Start Listed records

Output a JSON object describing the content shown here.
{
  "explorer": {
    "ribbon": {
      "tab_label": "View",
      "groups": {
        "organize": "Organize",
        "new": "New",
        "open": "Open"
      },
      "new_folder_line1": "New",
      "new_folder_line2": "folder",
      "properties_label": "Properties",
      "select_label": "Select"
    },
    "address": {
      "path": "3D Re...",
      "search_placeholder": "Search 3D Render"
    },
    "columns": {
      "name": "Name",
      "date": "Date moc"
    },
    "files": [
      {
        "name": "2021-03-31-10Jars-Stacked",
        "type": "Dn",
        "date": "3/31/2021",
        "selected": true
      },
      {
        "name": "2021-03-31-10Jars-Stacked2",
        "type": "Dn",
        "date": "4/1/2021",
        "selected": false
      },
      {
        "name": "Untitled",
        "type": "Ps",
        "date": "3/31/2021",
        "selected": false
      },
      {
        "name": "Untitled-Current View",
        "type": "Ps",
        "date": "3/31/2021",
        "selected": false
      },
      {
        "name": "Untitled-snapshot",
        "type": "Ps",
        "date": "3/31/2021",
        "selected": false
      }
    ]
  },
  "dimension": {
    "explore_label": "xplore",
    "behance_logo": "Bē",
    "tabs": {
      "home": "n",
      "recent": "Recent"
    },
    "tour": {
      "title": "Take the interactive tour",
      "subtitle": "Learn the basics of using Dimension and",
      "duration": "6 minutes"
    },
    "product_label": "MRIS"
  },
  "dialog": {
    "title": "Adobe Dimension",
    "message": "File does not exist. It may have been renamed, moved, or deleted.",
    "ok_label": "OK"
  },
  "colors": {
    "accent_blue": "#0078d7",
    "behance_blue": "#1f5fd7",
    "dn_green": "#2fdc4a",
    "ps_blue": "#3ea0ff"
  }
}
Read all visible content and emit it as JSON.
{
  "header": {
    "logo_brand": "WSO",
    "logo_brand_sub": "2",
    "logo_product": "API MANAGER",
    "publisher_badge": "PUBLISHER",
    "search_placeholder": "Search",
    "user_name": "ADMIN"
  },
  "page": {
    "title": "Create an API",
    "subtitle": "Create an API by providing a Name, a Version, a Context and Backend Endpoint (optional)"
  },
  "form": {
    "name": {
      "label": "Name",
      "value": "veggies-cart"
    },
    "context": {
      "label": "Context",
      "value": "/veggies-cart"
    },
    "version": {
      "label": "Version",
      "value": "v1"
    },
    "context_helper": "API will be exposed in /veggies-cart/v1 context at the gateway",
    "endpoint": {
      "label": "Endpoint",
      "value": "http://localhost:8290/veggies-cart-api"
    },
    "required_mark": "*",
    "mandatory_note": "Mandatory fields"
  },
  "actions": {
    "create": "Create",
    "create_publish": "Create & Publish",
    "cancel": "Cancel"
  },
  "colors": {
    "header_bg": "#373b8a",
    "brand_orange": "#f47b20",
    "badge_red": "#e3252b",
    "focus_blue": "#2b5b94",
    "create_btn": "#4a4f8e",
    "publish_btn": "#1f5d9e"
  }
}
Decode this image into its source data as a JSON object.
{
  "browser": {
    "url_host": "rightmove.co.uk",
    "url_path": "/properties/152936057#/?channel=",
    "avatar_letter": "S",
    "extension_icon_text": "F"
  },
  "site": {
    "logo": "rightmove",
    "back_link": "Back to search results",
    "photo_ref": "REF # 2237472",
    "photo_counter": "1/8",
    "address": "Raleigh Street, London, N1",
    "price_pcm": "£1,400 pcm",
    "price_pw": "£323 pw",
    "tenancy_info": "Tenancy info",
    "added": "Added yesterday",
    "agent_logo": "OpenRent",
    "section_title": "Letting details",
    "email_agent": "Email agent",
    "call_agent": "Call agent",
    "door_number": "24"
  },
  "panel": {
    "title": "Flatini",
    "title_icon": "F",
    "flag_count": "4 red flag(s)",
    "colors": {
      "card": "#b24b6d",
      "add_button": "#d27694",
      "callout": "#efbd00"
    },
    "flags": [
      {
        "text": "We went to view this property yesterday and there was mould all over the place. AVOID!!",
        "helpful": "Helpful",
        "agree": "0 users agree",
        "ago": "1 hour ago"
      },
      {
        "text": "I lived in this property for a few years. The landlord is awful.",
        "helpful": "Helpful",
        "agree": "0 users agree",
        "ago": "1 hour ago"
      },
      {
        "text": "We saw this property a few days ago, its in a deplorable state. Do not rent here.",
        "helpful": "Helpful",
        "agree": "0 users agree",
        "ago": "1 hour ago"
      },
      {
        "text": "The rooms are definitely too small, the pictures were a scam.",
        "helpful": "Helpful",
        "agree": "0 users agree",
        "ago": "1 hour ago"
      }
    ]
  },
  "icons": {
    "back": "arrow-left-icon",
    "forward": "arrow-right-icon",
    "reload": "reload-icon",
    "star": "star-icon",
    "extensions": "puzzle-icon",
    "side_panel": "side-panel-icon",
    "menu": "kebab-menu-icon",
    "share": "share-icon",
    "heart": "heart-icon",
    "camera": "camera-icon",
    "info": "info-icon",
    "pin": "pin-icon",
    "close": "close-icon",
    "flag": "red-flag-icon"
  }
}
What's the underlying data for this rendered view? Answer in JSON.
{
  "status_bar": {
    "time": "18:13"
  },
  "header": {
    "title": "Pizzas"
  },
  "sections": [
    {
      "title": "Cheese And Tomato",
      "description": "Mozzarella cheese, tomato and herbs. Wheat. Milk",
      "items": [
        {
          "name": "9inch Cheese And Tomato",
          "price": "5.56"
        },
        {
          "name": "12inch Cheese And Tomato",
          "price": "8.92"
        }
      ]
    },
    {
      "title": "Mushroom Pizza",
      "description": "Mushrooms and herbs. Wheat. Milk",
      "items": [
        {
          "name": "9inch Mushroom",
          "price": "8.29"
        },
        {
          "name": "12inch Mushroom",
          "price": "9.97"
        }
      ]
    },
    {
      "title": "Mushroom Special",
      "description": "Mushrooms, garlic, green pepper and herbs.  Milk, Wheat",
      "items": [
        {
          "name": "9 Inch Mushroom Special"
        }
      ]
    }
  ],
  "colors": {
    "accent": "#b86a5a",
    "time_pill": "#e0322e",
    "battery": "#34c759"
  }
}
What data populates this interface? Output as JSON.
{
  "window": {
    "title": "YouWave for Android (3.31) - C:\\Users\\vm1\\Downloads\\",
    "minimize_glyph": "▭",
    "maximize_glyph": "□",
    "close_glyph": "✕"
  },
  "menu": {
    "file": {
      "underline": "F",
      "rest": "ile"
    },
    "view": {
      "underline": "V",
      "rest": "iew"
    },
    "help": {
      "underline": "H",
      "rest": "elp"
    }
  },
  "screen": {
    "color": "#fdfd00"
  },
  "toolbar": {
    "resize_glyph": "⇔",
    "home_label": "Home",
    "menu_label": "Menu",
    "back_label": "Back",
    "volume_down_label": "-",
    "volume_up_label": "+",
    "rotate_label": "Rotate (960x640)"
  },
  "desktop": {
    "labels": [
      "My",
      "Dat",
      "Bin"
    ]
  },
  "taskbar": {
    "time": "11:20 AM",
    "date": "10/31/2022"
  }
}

End Listed records

- [Exercise details] Restate each entry exactly, skipping none.

- [Task output]
Output a JSON object describing the content shown here.
{
  "explorer": {
    "ribbon": {
      "tab_label": "View",
      "groups": {
        "organize": "Organize",
        "new": "New",
        "open": "Open"
      },
      "new_folder_line1": "New",
      "new_folder_line2": "folder",
      "properties_label": "Properties",
      "select_label": "Select"
    },
    "address": {
      "path": "3D Re...",
      "search_placeholder": "Search 3D Render"
    },
    "columns": {
      "name": "Name",
      "date": "Date moc"
    },
    "files": [
      {
        "name": "2021-03-31-10Jars-Stacked",
        "type": "Dn",
        "date": "3/31/2021",
        "selected": true
      },
      {
        "name": "2021-03-31-10Jars-Stacked2",
        "type": "Dn",
        "date": "4/1/2021",
        "selected": false
      },
      {
        "name": "Untitled",
        "type": "Ps",
        "date": "3/31/2021",
        "selected": false
      },
      {
        "name": "Untitled-Current View",
        "type": "Ps",
        "date": "3/31/2021",
        "selected": false
      },
      {
        "name": "Untitled-snapshot",
        "type": "Ps",
        "date": "3/31/2021",
        "selected": false
      }
    ]
  },
  "dimension": {
    "explore_label": "xplore",
    "behance_logo": "Bē",
    "tabs": {
      "home": "n",
      "recent": "Recent"
    },
    "tour": {
      "title": "Take the interactive tour",
      "subtitle": "Learn the basics of using Dimension and",
      "duration": "6 minutes"
    },
    "product_label": "MRIS"
  },
  "dialog": {
    "title": "Adobe Dimension",
    "message": "File does not exist. It may have been renamed, moved, or deleted.",
    "ok_label": "OK"
  },
  "colors": {
    "accent_blue": "#0078d7",
    "behance_blue": "#1f5fd7",
    "dn_green": "#2fdc4a",
    "ps_blue": "#3ea0ff"
  }
}
Read all visible content and emit it as JSON.
{
  "header": {
    "logo_brand": "WSO",
    "logo_brand_sub": "2",
    "logo_product": "API MANAGER",
    "publisher_badge": "PUBLISHER",
    "search_placeholder": "Search",
    "user_name": "ADMIN"
  },
  "page": {
    "title": "Create an API",
    "subtitle": "Create an API by providing a Name, a Version, a Context and Backend Endpoint (optional)"
  },
  "form": {
    "name": {
      "label": "Name",
      "value": "veggies-cart"
    },
    "context": {
      "label": "Context",
      "value": "/veggies-cart"
    },
    "version": {
      "label": "Version",
      "value": "v1"
    },
    "context_helper": "API will be exposed in /veggies-cart/v1 context at the gateway",
    "endpoint": {
      "label": "Endpoint",
      "value": "http://localhost:8290/veggies-cart-api"
    },
    "required_mark": "*",
    "mandatory_note": "Mandatory fields"
  },
  "actions": {
    "create": "Create",
    "create_publish": "Create & Publish",
    "cancel": "Cancel"
  },
  "colors": {
    "header_bg": "#373b8a",
    "brand_orange": "#f47b20",
    "badge_red": "#e3252b",
    "focus_blue": "#2b5b94",
    "create_btn": "#4a4f8e",
    "publish_btn": "#1f5d9e"
  }
}
Decode this image into its source data as a JSON object.
{
  "browser": {
    "url_host": "rightmove.co.uk",
    "url_path": "/properties/152936057#/?channel=",
    "avatar_letter": "S",
    "extension_icon_text": "F"
  },
  "site": {
    "logo": "rightmove",
    "back_link": "Back to search results",
    "photo_ref": "REF # 2237472",
    "photo_counter": "1/8",
    "address": "Raleigh Street, London, N1",
    "price_pcm": "£1,400 pcm",
    "price_pw": "£323 pw",
    "tenancy_info": "Tenancy info",
    "added": "Added yesterday",
    "agent_logo": "OpenRent",
    "section_title": "Letting details",
    "email_agent": "Email agent",
    "call_agent": "Call agent",
    "door_number": "24"
  },
  "panel": {
    "title": "Flatini",
    "title_icon": "F",
    "flag_count": "4 red flag(s)",
    "colors": {
      "card": "#b24b6d",
      "add_button": "#d27694",
      "callout": "#efbd00"
    },
    "flags": [
      {
        "text": "We went to view this property yesterday and there was mould all over the place. AVOID!!",
        "helpful": "Helpful",
        "agree": "0 users agree",
        "ago": "1 hour ago"
      },
      {
        "text": "I lived in this property for a few years. The landlord is awful.",
        "helpful": "Helpful",
        "agree": "0 users agree",
        "ago": "1 hour ago"
      },
      {
        "text": "We saw this property a few days ago, its in a deplorable state. Do not rent here.",
        "helpful": "Helpful",
        "agree": "0 users agree",
        "ago": "1 hour ago"
      },
      {
        "text": "The rooms are definitely too small, the pictures were a scam.",
        "helpful": "Helpful",
        "agree": "0 users agree",
        "ago": "1 hour ago"
      }
    ]
  },
  "icons": {
    "back": "arrow-left-icon",
    "forward": "arrow-right-icon",
    "reload": "reload-icon",
    "star": "star-icon",
    "extensions": "puzzle-icon",
    "side_panel": "side-panel-icon",
    "menu": "kebab-menu-icon",
    "share": "share-icon",
    "heart": "heart-icon",
    "camera": "camera-icon",
    "info": "info-icon",
    "pin": "pin-icon",
    "close": "close-icon",
    "flag": "red-flag-icon"
  }
}
What's the underlying data for this rendered view? Answer in JSON.
{
  "status_bar": {
    "time": "18:13"
  },
  "header": {
    "title": "Pizzas"
  },
  "sections": [
    {
      "title": "Cheese And Tomato",
      "description": "Mozzarella cheese, tomato and herbs. Wheat. Milk",
      "items": [
        {
          "name": "9inch Cheese And Tomato",
          "price": "5.56"
        },
        {
          "name": "12inch Cheese And Tomato",
          "price": "8.92"
        }
      ]
    },
    {
      "title": "Mushroom Pizza",
      "description": "Mushrooms and herbs. Wheat. Milk",
      "items": [
        {
          "name": "9inch Mushroom",
          "price": "8.29"
        },
        {
          "name": "12inch Mushroom",
          "price": "9.97"
        }
      ]
    },
    {
      "title": "Mushroom Special",
      "description": "Mushrooms, garlic, green pepper and herbs.  Milk, Wheat",
      "items": [
        {
          "name": "9 Inch Mushroom Special"
        }
      ]
    }
  ],
  "colors": {
    "accent": "#b86a5a",
    "time_pill": "#e0322e",
    "battery": "#34c759"
  }
}
What data populates this interface? Output as JSON.
{
  "window": {
    "title": "YouWave for Android (3.31) - C:\\Users\\vm1\\Downloads\\",
    "minimize_glyph": "▭",
    "maximize_glyph": "□",
    "close_glyph": "✕"
  },
  "menu": {
    "file": {
      "underline": "F",
      "rest": "ile"
    },
    "view": {
      "underline": "V",
      "rest": "iew"
    },
    "help": {
      "underline": "H",
      "rest": "elp"
    }
  },
  "screen": {
    "color": "#fdfd00"
  },
  "toolbar": {
    "resize_glyph": "⇔",
    "home_label": "Home",
    "menu_label": "Menu",
    "back_label": "Back",
    "volume_down_label": "-",
    "volume_up_label": "+",
    "rotate_label": "Rotate (960x640)"
  },
  "desktop": {
    "labels": [
      "My",
      "Dat",
      "Bin"
    ]
  },
  "taskbar": {
    "time": "11:20 AM",
    "date": "10/31/2022"
  }
}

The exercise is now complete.